● **Objective**: Find each line with the string "tuberculatus" and report it.

-- START OF Dataset excerpts --

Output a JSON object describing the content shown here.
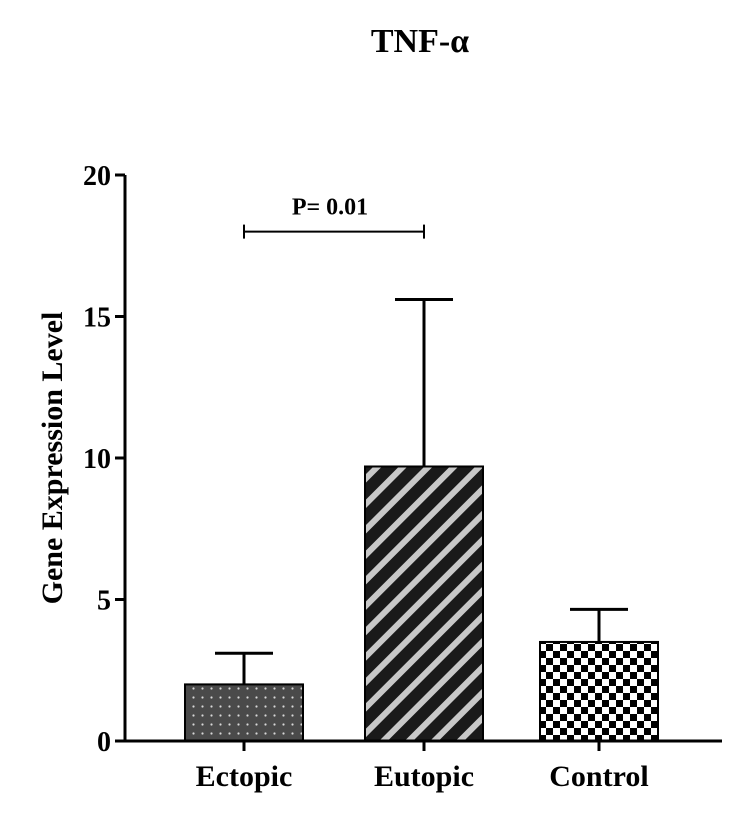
{
  "chart_data": {
    "type": "bar",
    "title": "TNF-α",
    "xlabel": "",
    "ylabel": "Gene Expression Level",
    "ylim": [
      0,
      20
    ],
    "yticks": [
      0,
      5,
      10,
      15,
      20
    ],
    "categories": [
      "Ectopic",
      "Eutopic",
      "Control"
    ],
    "values": [
      2.0,
      9.7,
      3.5
    ],
    "errors": [
      1.1,
      5.9,
      1.15
    ],
    "patterns": [
      "dots",
      "diagonal-stripes",
      "checkerboard"
    ],
    "grid": false,
    "legend": "none",
    "annotations": [
      {
        "text": "P= 0.01",
        "from": "Ectopic",
        "to": "Eutopic",
        "y": 18.0
      }
    ]
  }
}
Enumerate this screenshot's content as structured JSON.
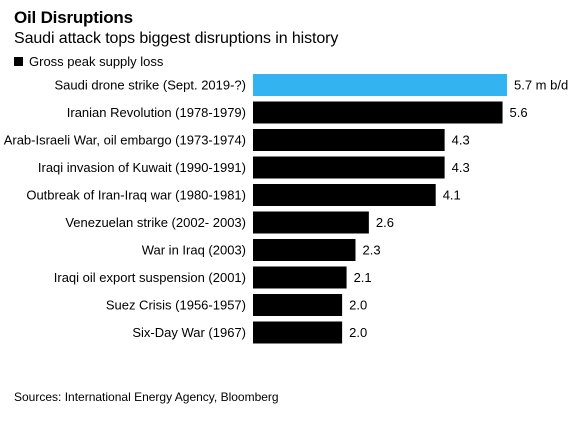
{
  "header": {
    "title": "Oil Disruptions",
    "subtitle": "Saudi attack tops biggest disruptions in history"
  },
  "legend": {
    "label": "Gross peak supply loss"
  },
  "source": "Sources: International Energy Agency, Bloomberg",
  "colors": {
    "highlight": "#33b3f0",
    "bar": "#000000"
  },
  "chart_data": {
    "type": "bar",
    "orientation": "horizontal",
    "categories": [
      "Saudi drone strike (Sept. 2019-?)",
      "Iranian Revolution (1978-1979)",
      "Arab-Israeli War, oil embargo (1973-1974)",
      "Iraqi invasion of Kuwait (1990-1991)",
      "Outbreak of Iran-Iraq war (1980-1981)",
      "Venezuelan strike (2002- 2003)",
      "War in Iraq (2003)",
      "Iraqi oil export suspension (2001)",
      "Suez Crisis (1956-1957)",
      "Six-Day War (1967)"
    ],
    "series": [
      {
        "name": "Gross peak supply loss",
        "values": [
          5.7,
          5.6,
          4.3,
          4.3,
          4.1,
          2.6,
          2.3,
          2.1,
          2.0,
          2.0
        ]
      }
    ],
    "value_labels": [
      "5.7 m b/d",
      "5.6",
      "4.3",
      "4.3",
      "4.1",
      "2.6",
      "2.3",
      "2.1",
      "2.0",
      "2.0"
    ],
    "highlight_index": 0,
    "xlim": [
      0,
      5.7
    ],
    "grid": false,
    "legend_position": "top-left"
  }
}
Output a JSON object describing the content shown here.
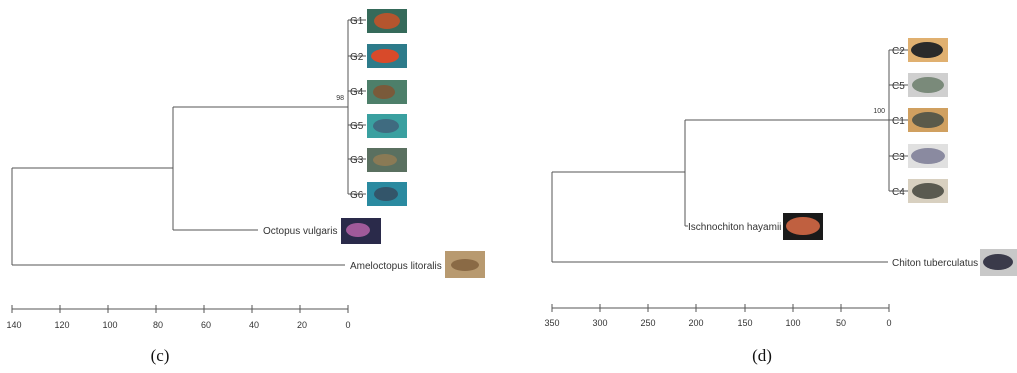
{
  "panels": [
    {
      "id": "c",
      "label": "(c)",
      "support": "98",
      "axis_ticks": [
        140,
        120,
        100,
        80,
        60,
        40,
        20,
        0
      ],
      "taxa": [
        {
          "name": "G1",
          "photo": "orange-octopus-photo",
          "color": "#b4552e",
          "bg": "#356a5a"
        },
        {
          "name": "G2",
          "photo": "red-octopus-photo",
          "color": "#d84a2a",
          "bg": "#2d7b8a"
        },
        {
          "name": "G4",
          "photo": "brown-octopus-photo",
          "color": "#7a5a3a",
          "bg": "#4d7f6a"
        },
        {
          "name": "G5",
          "photo": "blue-octopus-photo",
          "color": "#3f6b80",
          "bg": "#3aa0a0"
        },
        {
          "name": "G3",
          "photo": "sand-octopus-photo",
          "color": "#8a7a55",
          "bg": "#5a7060"
        },
        {
          "name": "G6",
          "photo": "teal-octopus-photo",
          "color": "#33556a",
          "bg": "#2a8aa0"
        },
        {
          "name": "Octopus vulgaris",
          "photo": "octopus-vulgaris-photo",
          "color": "#a05a9a",
          "bg": "#2a2a4a"
        },
        {
          "name": "Ameloctopus litoralis",
          "photo": "ameloctopus-photo",
          "color": "#8a6a45",
          "bg": "#b89a70"
        }
      ]
    },
    {
      "id": "d",
      "label": "(d)",
      "support": "100",
      "axis_ticks": [
        350,
        300,
        250,
        200,
        150,
        100,
        50,
        0
      ],
      "taxa": [
        {
          "name": "C2",
          "photo": "chiton-c2-photo",
          "color": "#2a2a2a",
          "bg": "#e0b070"
        },
        {
          "name": "C5",
          "photo": "chiton-c5-photo",
          "color": "#7a8a7a",
          "bg": "#cfcfcf"
        },
        {
          "name": "C1",
          "photo": "chiton-c1-photo",
          "color": "#5a5a4a",
          "bg": "#d0a060"
        },
        {
          "name": "C3",
          "photo": "chiton-c3-photo",
          "color": "#8a8aa0",
          "bg": "#e0e0e0"
        },
        {
          "name": "C4",
          "photo": "chiton-c4-photo",
          "color": "#5a5a50",
          "bg": "#d8d0c0"
        },
        {
          "name": "Ischnochiton hayamii",
          "photo": "ischnochiton-photo",
          "color": "#c06040",
          "bg": "#1a1a1a"
        },
        {
          "name": "Chiton tuberculatus",
          "photo": "chiton-tuberculatus-photo",
          "color": "#3a3a4a",
          "bg": "#c8c8c8"
        }
      ]
    }
  ]
}
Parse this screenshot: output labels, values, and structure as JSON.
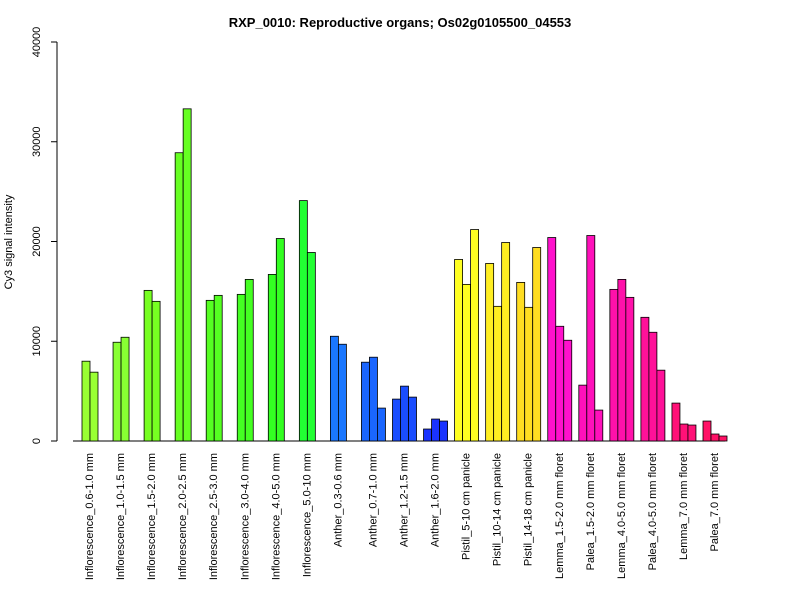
{
  "chart_data": {
    "type": "bar",
    "title": "RXP_0010: Reproductive organs; Os02g0105500_04553",
    "xlabel": "",
    "ylabel": "Cy3 signal intensity",
    "ylim": [
      0,
      40000
    ],
    "yticks": [
      0,
      10000,
      20000,
      30000,
      40000
    ],
    "yticks_labels": [
      "0",
      "10000",
      "20000",
      "30000",
      "40000"
    ],
    "grid": false,
    "legend": "none",
    "groups": [
      {
        "label": "Inflorescence_0.6-1.0 mm",
        "color": "#99ff33",
        "values": [
          8000,
          6900
        ]
      },
      {
        "label": "Inflorescence_1.0-1.5 mm",
        "color": "#88ff33",
        "values": [
          9900,
          10400
        ]
      },
      {
        "label": "Inflorescence_1.5-2.0 mm",
        "color": "#77ff22",
        "values": [
          15100,
          14000
        ]
      },
      {
        "label": "Inflorescence_2.0-2.5 mm",
        "color": "#66ff22",
        "values": [
          28900,
          33300
        ]
      },
      {
        "label": "Inflorescence_2.5-3.0 mm",
        "color": "#55ff22",
        "values": [
          14100,
          14600
        ]
      },
      {
        "label": "Inflorescence_3.0-4.0 mm",
        "color": "#44ff22",
        "values": [
          14700,
          16200
        ]
      },
      {
        "label": "Inflorescence_4.0-5.0 mm",
        "color": "#33ff22",
        "values": [
          16700,
          20300
        ]
      },
      {
        "label": "Inflorescence_5.0-10 mm",
        "color": "#22ff33",
        "values": [
          24100,
          18900
        ]
      },
      {
        "label": "Anther_0.3-0.6 mm",
        "color": "#1a77ff",
        "values": [
          10500,
          9700
        ]
      },
      {
        "label": "Anther_0.7-1.0 mm",
        "color": "#1a66ff",
        "values": [
          7900,
          8400,
          3300
        ]
      },
      {
        "label": "Anther_1.2-1.5 mm",
        "color": "#1a4dff",
        "values": [
          4200,
          5500,
          4400
        ]
      },
      {
        "label": "Anther_1.6-2.0 mm",
        "color": "#1a33ff",
        "values": [
          1200,
          2200,
          2000
        ]
      },
      {
        "label": "Pistil_5-10 cm panicle",
        "color": "#ffff22",
        "values": [
          18200,
          15700,
          21200
        ]
      },
      {
        "label": "Pistil_10-14 cm panicle",
        "color": "#ffee22",
        "values": [
          17800,
          13500,
          19900
        ]
      },
      {
        "label": "Pistil_14-18 cm panicle",
        "color": "#ffdd22",
        "values": [
          15900,
          13400,
          19400
        ]
      },
      {
        "label": "Lemma_1.5-2.0 mm floret",
        "color": "#ff11cc",
        "values": [
          20400,
          11500,
          10100
        ]
      },
      {
        "label": "Palea_1.5-2.0 mm floret",
        "color": "#ff11bb",
        "values": [
          5600,
          20600,
          3100
        ]
      },
      {
        "label": "Lemma_4.0-5.0 mm floret",
        "color": "#ff11aa",
        "values": [
          15200,
          16200,
          14400
        ]
      },
      {
        "label": "Palea_4.0-5.0 mm floret",
        "color": "#ff1199",
        "values": [
          12400,
          10900,
          7100
        ]
      },
      {
        "label": "Lemma_7.0 mm floret",
        "color": "#ff1177",
        "values": [
          3800,
          1700,
          1600
        ]
      },
      {
        "label": "Palea_7.0 mm floret",
        "color": "#ff1166",
        "values": [
          2000,
          700,
          500
        ]
      }
    ]
  }
}
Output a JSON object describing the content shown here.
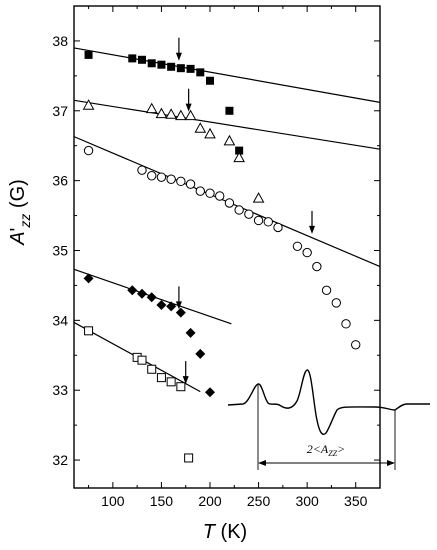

-- END OF Dataset excerpts --

● **Finished task**:
          "name": "Chiton tuberculatus",
          "photo": "chiton-tuberculatus-photo",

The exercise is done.